→ **WHAT THE TASK ASKS**: Would you restate all the data that follows, word for word?

Structured figure records
►
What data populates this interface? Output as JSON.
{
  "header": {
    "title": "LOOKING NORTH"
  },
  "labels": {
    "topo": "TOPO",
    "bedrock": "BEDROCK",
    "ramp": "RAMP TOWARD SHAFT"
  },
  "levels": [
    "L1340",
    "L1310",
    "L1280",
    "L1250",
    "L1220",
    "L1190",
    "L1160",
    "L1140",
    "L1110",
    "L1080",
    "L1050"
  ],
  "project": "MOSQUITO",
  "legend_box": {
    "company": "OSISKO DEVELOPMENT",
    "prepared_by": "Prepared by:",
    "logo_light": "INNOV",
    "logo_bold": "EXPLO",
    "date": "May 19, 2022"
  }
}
◄
→ **THE ANSWER**:
What data populates this interface? Output as JSON.
{
  "header": {
    "title": "LOOKING NORTH"
  },
  "labels": {
    "topo": "TOPO",
    "bedrock": "BEDROCK",
    "ramp": "RAMP TOWARD SHAFT"
  },
  "levels": [
    "L1340",
    "L1310",
    "L1280",
    "L1250",
    "L1220",
    "L1190",
    "L1160",
    "L1140",
    "L1110",
    "L1080",
    "L1050"
  ],
  "project": "MOSQUITO",
  "legend_box": {
    "company": "OSISKO DEVELOPMENT",
    "prepared_by": "Prepared by:",
    "logo_light": "INNOV",
    "logo_bold": "EXPLO",
    "date": "May 19, 2022"
  }
}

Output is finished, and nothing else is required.